Repeat exactly the lines from the one containing "What's the underlying" through the last line of the records below, both included, and nothing else.

*DATA RECORDS*
# # # # #
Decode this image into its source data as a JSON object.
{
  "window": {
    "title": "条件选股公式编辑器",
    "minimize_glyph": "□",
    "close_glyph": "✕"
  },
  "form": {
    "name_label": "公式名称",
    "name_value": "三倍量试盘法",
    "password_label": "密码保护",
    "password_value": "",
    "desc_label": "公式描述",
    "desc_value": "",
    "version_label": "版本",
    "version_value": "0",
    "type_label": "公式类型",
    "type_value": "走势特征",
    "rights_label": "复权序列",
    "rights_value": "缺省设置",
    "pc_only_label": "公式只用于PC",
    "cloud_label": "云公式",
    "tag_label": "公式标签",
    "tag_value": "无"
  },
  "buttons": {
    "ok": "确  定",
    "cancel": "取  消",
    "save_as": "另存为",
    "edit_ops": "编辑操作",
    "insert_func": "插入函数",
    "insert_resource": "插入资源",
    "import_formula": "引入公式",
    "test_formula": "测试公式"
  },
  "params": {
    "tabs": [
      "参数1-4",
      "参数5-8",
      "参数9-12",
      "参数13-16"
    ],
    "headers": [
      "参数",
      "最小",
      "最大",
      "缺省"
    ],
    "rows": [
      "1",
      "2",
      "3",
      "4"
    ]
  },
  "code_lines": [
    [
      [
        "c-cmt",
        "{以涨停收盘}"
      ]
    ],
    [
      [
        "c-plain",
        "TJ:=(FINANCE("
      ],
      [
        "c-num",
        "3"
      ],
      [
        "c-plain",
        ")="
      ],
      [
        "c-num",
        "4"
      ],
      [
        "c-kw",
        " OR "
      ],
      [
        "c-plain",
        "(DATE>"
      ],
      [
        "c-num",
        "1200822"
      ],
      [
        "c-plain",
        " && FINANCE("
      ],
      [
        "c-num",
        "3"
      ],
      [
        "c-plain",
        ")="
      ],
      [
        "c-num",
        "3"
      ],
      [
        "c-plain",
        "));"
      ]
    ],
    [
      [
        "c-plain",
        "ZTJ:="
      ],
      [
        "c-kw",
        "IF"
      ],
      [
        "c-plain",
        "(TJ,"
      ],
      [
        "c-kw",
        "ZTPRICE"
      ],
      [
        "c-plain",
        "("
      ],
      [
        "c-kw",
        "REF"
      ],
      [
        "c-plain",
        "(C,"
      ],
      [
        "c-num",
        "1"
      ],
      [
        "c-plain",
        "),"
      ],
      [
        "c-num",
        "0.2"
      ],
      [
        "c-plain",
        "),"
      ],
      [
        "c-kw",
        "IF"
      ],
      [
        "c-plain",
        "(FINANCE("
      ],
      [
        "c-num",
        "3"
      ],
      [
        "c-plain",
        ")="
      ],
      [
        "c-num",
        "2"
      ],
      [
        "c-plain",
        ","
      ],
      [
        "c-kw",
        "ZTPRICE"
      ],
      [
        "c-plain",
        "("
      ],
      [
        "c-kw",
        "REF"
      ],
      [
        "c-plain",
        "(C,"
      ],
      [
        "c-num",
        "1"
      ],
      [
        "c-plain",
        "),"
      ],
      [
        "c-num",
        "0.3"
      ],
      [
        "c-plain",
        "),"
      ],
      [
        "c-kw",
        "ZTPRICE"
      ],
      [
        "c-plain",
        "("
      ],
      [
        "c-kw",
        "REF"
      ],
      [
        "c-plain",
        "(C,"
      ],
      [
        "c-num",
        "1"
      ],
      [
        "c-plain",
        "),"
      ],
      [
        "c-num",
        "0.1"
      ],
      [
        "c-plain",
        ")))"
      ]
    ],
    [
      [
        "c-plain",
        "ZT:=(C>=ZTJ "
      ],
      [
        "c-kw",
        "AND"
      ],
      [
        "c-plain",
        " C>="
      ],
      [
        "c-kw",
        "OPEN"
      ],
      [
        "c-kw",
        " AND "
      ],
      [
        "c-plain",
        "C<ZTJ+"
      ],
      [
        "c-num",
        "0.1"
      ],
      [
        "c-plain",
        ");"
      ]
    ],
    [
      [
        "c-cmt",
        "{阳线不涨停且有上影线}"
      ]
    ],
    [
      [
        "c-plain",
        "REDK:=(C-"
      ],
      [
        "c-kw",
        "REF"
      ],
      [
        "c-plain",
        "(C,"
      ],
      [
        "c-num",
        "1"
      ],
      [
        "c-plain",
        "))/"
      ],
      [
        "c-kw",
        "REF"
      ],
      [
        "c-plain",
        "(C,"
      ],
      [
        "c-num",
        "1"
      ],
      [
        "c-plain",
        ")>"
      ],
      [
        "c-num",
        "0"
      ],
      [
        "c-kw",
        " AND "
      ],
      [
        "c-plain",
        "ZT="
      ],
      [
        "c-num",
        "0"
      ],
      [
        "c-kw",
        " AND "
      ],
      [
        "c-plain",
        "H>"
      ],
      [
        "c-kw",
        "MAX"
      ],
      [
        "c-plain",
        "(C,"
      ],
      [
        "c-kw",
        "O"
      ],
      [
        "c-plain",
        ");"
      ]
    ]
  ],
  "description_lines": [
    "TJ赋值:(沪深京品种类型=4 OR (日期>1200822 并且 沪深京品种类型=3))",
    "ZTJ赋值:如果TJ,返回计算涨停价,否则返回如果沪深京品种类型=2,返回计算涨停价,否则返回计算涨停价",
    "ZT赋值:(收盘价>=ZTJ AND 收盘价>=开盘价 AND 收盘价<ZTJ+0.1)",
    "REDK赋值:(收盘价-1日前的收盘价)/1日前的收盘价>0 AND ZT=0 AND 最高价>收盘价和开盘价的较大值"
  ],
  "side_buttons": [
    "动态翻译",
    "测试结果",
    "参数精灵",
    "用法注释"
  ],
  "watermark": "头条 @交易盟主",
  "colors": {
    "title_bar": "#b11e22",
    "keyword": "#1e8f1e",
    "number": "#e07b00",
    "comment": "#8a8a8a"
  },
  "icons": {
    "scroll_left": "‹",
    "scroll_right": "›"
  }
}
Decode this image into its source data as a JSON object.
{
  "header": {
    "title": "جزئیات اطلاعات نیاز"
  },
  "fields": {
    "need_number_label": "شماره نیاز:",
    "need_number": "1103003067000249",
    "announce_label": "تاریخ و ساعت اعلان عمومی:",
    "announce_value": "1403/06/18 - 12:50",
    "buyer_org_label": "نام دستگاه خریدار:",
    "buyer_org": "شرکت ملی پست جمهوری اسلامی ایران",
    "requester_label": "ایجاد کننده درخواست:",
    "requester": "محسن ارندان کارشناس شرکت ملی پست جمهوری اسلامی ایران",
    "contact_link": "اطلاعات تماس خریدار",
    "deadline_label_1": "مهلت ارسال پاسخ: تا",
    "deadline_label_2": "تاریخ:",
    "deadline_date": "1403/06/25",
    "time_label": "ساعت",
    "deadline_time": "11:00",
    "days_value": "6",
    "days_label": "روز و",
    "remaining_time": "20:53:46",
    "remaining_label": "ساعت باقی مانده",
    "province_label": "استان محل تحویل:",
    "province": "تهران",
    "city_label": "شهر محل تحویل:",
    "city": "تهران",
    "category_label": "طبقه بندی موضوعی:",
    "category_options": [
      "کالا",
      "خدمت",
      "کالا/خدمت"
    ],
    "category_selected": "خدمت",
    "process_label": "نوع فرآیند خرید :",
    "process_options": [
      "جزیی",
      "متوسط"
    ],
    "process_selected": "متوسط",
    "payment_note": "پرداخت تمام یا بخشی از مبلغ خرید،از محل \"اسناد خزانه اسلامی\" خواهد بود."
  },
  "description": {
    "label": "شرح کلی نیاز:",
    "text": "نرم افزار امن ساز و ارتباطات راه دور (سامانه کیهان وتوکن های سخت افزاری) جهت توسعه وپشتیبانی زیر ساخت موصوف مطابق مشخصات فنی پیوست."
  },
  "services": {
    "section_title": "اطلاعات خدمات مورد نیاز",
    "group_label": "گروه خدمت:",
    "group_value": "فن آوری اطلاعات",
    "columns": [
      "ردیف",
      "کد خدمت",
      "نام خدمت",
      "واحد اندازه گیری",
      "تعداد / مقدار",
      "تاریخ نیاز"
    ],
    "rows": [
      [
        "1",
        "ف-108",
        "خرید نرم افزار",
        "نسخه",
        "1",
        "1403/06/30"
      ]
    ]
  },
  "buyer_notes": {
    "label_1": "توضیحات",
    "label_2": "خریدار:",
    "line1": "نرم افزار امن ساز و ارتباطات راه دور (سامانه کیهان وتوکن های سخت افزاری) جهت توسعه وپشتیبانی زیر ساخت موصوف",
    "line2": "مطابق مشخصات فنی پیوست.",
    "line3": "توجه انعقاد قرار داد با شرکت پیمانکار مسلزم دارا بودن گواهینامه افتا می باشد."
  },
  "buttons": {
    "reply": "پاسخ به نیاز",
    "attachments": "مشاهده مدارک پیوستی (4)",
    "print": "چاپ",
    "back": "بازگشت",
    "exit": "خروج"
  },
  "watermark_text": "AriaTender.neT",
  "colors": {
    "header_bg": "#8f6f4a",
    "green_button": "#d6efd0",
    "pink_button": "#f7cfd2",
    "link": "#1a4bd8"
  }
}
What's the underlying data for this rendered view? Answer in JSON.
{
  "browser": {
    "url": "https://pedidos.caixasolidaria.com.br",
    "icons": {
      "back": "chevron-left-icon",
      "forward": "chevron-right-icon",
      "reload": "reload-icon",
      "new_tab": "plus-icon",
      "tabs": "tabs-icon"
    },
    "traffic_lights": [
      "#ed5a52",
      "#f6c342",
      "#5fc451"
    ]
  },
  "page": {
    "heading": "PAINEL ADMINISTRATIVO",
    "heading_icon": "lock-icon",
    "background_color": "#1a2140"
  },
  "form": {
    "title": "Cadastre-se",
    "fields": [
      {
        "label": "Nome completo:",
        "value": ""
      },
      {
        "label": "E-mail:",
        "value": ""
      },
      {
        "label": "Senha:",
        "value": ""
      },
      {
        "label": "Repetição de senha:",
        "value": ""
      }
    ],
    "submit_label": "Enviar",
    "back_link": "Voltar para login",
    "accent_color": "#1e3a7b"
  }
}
# # # # #
*ANSWER TO THIS TASK*
What's the underlying data for this rendered view? Answer in JSON.
{
  "browser": {
    "url": "https://pedidos.caixasolidaria.com.br",
    "icons": {
      "back": "chevron-left-icon",
      "forward": "chevron-right-icon",
      "reload": "reload-icon",
      "new_tab": "plus-icon",
      "tabs": "tabs-icon"
    },
    "traffic_lights": [
      "#ed5a52",
      "#f6c342",
      "#5fc451"
    ]
  },
  "page": {
    "heading": "PAINEL ADMINISTRATIVO",
    "heading_icon": "lock-icon",
    "background_color": "#1a2140"
  },
  "form": {
    "title": "Cadastre-se",
    "fields": [
      {
        "label": "Nome completo:",
        "value": ""
      },
      {
        "label": "E-mail:",
        "value": ""
      },
      {
        "label": "Senha:",
        "value": ""
      },
      {
        "label": "Repetição de senha:",
        "value": ""
      }
    ],
    "submit_label": "Enviar",
    "back_link": "Voltar para login",
    "accent_color": "#1e3a7b"
  }
}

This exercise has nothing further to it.